___ PAGE EXCERPT ___

Once Stalin had completed his consolidation of power, he
then proceeded as Marxist doctrine demanded: abolish
the New Economic Policy and undertake the forced collectivisation
of agriculture. This began in 1928.
And it is with this momentous decision that the present volume
comes to an end. This massive work (976 pages in the print
edition) is just the first in a planned three volume biography
of Stalin. The second volume,
Stalin: Waiting for Hitler,
1929–1941,
was published in 2017 and the concluding volume is not yet
completed.
Reading this book, and the entire series, is a major investment
of time in a single historical figure. But, as the author observes,
if you're interested in the phenomenon of twentieth century
totalitarian dictatorship, Stalin is the gold standard. He
amassed more power, exercised by a single person with essentially
no checks or limits, over more people and a larger portion of the
Earth's surface than any individual in human history. He ruled
for almost thirty years, transformed the economy of his country,
presided over deliberate famines, ruthless purges, and pervasive
terror that killed tens of millions, led his country to victory
at enormous cost in the largest land conflict in history and
ended up exercising power over half of the European continent,
and built a military which rivaled that of the West in a
bipolar struggle for global hegemony.
It is impossible to relate the history of Stalin without describing
the context in which it occurred, and this is as much a history of
the final days of imperial Russia, the revolutions of 1917, and the
establishment and consolidation of Soviet power as of Stalin himself.

___ ENTRIES PROVIDED ___

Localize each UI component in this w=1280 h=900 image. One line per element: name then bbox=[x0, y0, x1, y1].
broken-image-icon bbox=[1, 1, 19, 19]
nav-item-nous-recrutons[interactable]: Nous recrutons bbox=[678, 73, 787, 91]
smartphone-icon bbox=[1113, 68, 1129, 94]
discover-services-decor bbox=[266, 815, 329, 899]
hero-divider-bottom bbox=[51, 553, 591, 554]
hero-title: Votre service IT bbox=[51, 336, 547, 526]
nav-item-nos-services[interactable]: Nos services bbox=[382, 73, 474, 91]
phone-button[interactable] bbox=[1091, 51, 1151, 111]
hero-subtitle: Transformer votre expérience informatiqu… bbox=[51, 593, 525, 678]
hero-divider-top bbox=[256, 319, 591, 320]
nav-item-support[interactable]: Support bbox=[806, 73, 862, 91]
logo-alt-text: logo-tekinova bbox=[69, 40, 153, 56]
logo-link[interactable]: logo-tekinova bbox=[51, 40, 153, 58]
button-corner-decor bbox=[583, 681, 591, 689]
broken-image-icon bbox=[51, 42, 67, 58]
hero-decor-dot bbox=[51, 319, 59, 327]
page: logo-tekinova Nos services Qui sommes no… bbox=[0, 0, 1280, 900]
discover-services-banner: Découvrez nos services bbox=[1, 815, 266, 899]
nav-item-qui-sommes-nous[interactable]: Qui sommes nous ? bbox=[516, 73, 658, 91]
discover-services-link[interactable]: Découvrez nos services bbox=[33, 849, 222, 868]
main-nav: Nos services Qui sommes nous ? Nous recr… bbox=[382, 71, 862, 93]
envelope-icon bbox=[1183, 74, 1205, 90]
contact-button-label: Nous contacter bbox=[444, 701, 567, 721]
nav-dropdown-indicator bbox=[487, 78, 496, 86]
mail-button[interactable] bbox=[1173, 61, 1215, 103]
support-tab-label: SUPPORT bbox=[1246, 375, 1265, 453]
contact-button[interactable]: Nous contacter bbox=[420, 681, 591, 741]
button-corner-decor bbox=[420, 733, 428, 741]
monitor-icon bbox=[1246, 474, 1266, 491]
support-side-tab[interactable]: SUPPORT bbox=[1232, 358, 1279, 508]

___

#### JOB A:
Answer these from the Stalin biography review:
(i) In what year did the forced collectivisation of agriculture begin?
(ii) How many pages does the print edition of this first volume run?
(iii) In what year was the second volume published?
#### JOB B:
Reproduce the Stalin biography review verbatim, everything from "It is impossible" down to "of Stalin himself.".
#### JOB C:
Carry on the Stalin biography review from the point where it stops.
The records are separate material from the review text.

#### EXPECTED OUTPUT A:
(i) 1928
(ii) 976 pages
(iii) 2017

#### EXPECTED OUTPUT B:
It is impossible to relate the history of Stalin without describing
the context in which it occurred, and this is as much a history of
the final days of imperial Russia, the revolutions of 1917, and the
establishment and consolidation of Soviet power as of Stalin himself.

#### EXPECTED OUTPUT C:
Indeed, in this first volume, there are lengthy parts of the narrative
in which Stalin is largely offstage: in prison, internal exile, or
occupied with matters peripheral to the main historical events. The
level of detail is breathtaking: the Bolsheviks seem to have been as
compulsive record-keepers as Germans are reputed to be, and not
only are the votes of seemingly every committee meeting recorded, but
who voted which way and why. There are more than two hundred pages
of end notes, source citations, bibliography, and index.
If you are interested in Stalin, the Soviet Union, the phenomenon
of Bolshevism, totalitarian dictatorship, or how destructive
madness can grip a civilised society for decades, this is an
essential work. It is unlikely it will ever be equalled.
December 2018
- Kotkin, Stephen.
Stalin, Vol. 2: Waiting for Hitler, 1929–1941.
New York: Penguin Press, 2017.
ISBN 978-1-59420-380-0.
-
This is the second volume in the author's monumental projected
three-volume biography of Joseph Stalin. The first volume,
Stalin: Paradoxes of Power, 1878–1928
(December 2018) covers the period from Stalin's birth through
the consolidation of his sole power atop the Soviet state after
the death of Lenin. The third volume, which will cover the
period from the Nazi invasion of the Soviet Union in 1941 through
the death of Stalin in 1953 has yet to be published.
As this volume begins in 1928, Stalin is securely in the
supreme position of the Communist Party of the Soviet
Union, and having over the years staffed the senior ranks
of the party and the Soviet state (which the party operated
like the puppet it was) with loyalists who owed their positions
to him, had no serious rivals who might challenge him. (It is
often claimed that Stalin was paranoid and feared a coup, but
would a despot fearing for his position regularly take
summer holidays, months in length, in Sochi, far from the capital?)
By 1928, the Soviet Union had largely recovered from the damage
inflicted by the Great War, Bolshevik revolution, and subsequent
civil war. Industrial and agricultural production were back to
around their 1914 levels, and most measures of well-being had
similarly recovered. To be sure, compared to the developed
industrial economies of countries such as Germany, France, or
Britain, Russia remained a backward economy largely based upon
primitive agriculture, but at least it had undone the damage
inflicted by years of turbulence and conflict.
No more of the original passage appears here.